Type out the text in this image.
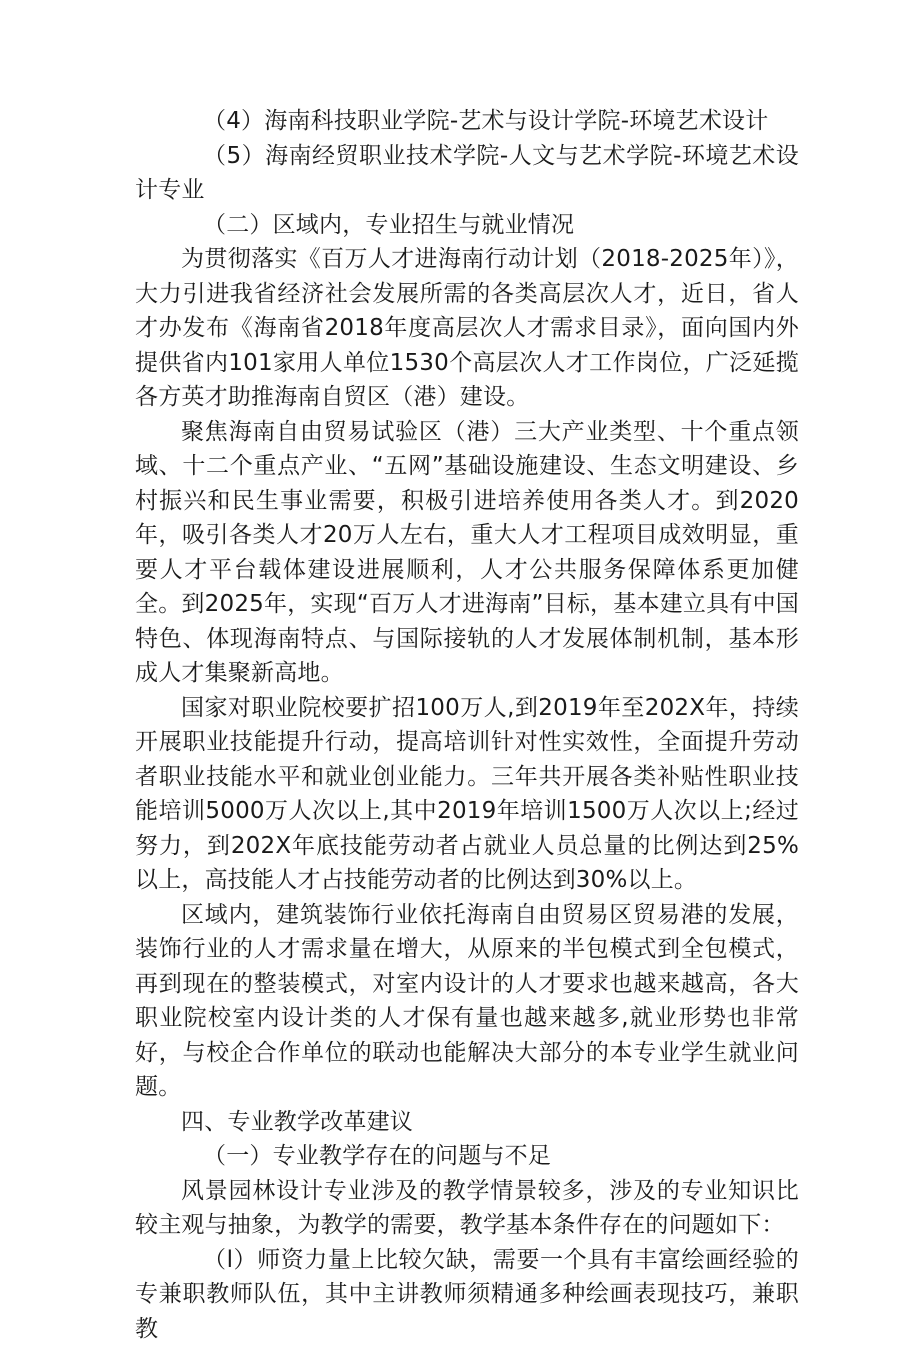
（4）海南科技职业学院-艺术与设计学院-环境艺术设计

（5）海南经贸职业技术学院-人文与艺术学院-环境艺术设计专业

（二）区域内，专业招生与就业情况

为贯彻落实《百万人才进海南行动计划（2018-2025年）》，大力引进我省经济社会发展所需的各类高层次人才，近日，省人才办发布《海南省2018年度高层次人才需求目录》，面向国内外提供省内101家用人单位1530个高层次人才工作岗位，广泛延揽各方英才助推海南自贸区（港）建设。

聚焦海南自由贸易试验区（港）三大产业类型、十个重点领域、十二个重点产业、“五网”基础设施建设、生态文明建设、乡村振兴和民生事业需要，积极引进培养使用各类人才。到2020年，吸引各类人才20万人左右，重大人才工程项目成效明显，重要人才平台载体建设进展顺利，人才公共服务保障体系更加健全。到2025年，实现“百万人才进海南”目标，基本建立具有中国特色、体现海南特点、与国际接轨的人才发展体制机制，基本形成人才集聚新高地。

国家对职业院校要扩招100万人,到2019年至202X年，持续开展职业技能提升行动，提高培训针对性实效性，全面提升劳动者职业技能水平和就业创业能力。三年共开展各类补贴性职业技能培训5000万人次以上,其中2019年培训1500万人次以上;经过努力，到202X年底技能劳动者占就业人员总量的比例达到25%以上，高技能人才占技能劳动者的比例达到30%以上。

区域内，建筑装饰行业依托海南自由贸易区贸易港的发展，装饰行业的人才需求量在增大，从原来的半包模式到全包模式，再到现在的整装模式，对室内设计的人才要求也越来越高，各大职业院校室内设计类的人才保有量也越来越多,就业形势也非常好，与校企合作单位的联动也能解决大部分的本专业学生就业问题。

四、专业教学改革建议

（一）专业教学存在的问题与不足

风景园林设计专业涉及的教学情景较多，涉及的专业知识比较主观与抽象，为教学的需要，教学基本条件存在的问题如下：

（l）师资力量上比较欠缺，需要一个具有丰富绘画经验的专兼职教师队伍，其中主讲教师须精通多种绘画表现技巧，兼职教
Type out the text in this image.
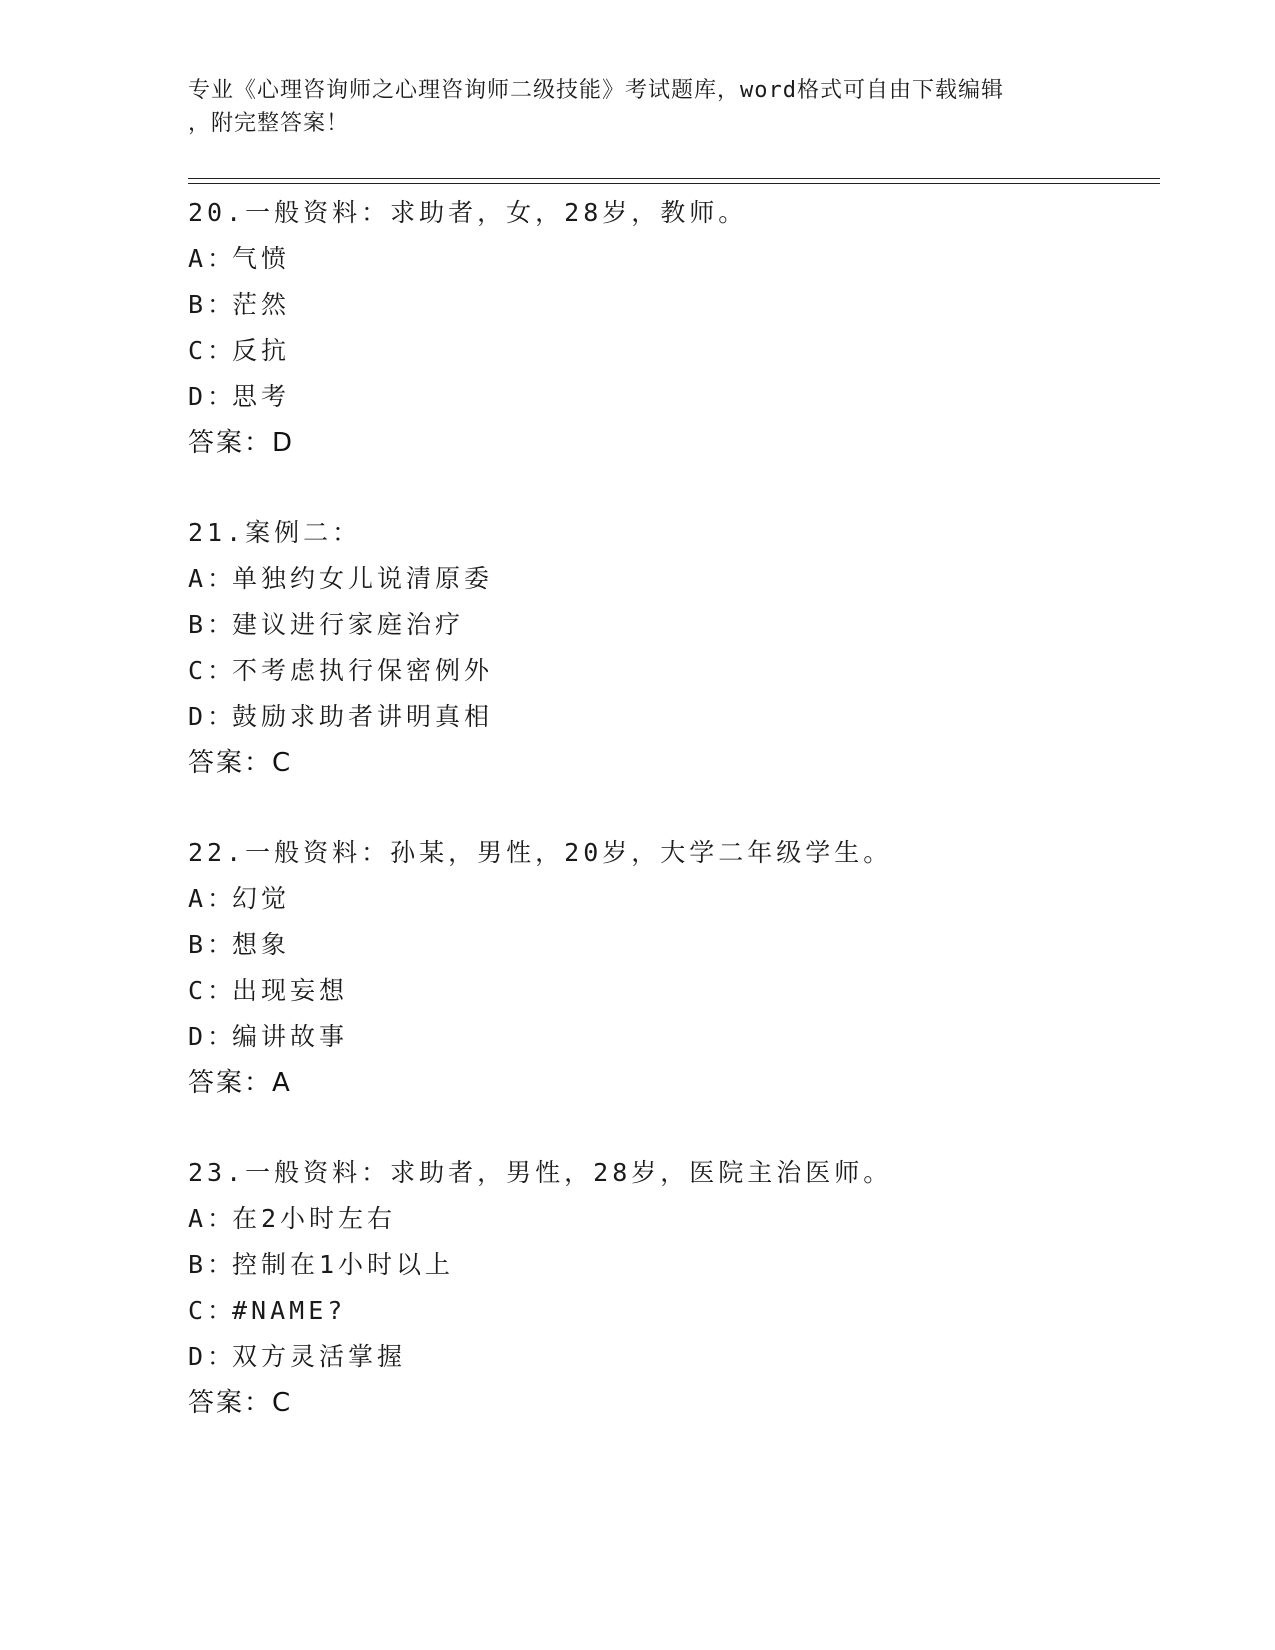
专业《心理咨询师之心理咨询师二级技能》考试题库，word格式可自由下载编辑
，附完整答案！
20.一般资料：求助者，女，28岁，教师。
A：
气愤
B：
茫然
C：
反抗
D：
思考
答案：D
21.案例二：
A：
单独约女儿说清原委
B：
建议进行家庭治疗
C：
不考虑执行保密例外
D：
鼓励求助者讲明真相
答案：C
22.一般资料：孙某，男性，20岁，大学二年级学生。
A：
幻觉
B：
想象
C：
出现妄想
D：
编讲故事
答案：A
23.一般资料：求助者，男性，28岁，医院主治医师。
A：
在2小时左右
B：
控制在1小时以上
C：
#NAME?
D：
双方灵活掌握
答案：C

**YOUR OBJECTIVE**
Every entry above needs to be retyped exactly; drop the pictures.

**RESPONSE TO THIS EXERCISE**
Type out the text in this image.
（4）海南科技职业学院-艺术与设计学院-环境艺术设计

（5）海南经贸职业技术学院-人文与艺术学院-环境艺术设计专业

（二）区域内，专业招生与就业情况

为贯彻落实《百万人才进海南行动计划（2018-2025年）》，大力引进我省经济社会发展所需的各类高层次人才，近日，省人才办发布《海南省2018年度高层次人才需求目录》，面向国内外提供省内101家用人单位1530个高层次人才工作岗位，广泛延揽各方英才助推海南自贸区（港）建设。

聚焦海南自由贸易试验区（港）三大产业类型、十个重点领域、十二个重点产业、“五网”基础设施建设、生态文明建设、乡村振兴和民生事业需要，积极引进培养使用各类人才。到2020年，吸引各类人才20万人左右，重大人才工程项目成效明显，重要人才平台载体建设进展顺利，人才公共服务保障体系更加健全。到2025年，实现“百万人才进海南”目标，基本建立具有中国特色、体现海南特点、与国际接轨的人才发展体制机制，基本形成人才集聚新高地。

国家对职业院校要扩招100万人,到2019年至202X年，持续开展职业技能提升行动，提高培训针对性实效性，全面提升劳动者职业技能水平和就业创业能力。三年共开展各类补贴性职业技能培训5000万人次以上,其中2019年培训1500万人次以上;经过努力，到202X年底技能劳动者占就业人员总量的比例达到25%以上，高技能人才占技能劳动者的比例达到30%以上。

区域内，建筑装饰行业依托海南自由贸易区贸易港的发展，装饰行业的人才需求量在增大，从原来的半包模式到全包模式，再到现在的整装模式，对室内设计的人才要求也越来越高，各大职业院校室内设计类的人才保有量也越来越多,就业形势也非常好，与校企合作单位的联动也能解决大部分的本专业学生就业问题。

四、专业教学改革建议

（一）专业教学存在的问题与不足

风景园林设计专业涉及的教学情景较多，涉及的专业知识比较主观与抽象，为教学的需要，教学基本条件存在的问题如下：

（l）师资力量上比较欠缺，需要一个具有丰富绘画经验的专兼职教师队伍，其中主讲教师须精通多种绘画表现技巧，兼职教
Type out the text in this image.
专业《心理咨询师之心理咨询师二级技能》考试题库，word格式可自由下载编辑
，附完整答案！
20.一般资料：求助者，女，28岁，教师。
A：
气愤
B：
茫然
C：
反抗
D：
思考
答案：D
21.案例二：
A：
单独约女儿说清原委
B：
建议进行家庭治疗
C：
不考虑执行保密例外
D：
鼓励求助者讲明真相
答案：C
22.一般资料：孙某，男性，20岁，大学二年级学生。
A：
幻觉
B：
想象
C：
出现妄想
D：
编讲故事
答案：A
23.一般资料：求助者，男性，28岁，医院主治医师。
A：
在2小时左右
B：
控制在1小时以上
C：
#NAME?
D：
双方灵活掌握
答案：C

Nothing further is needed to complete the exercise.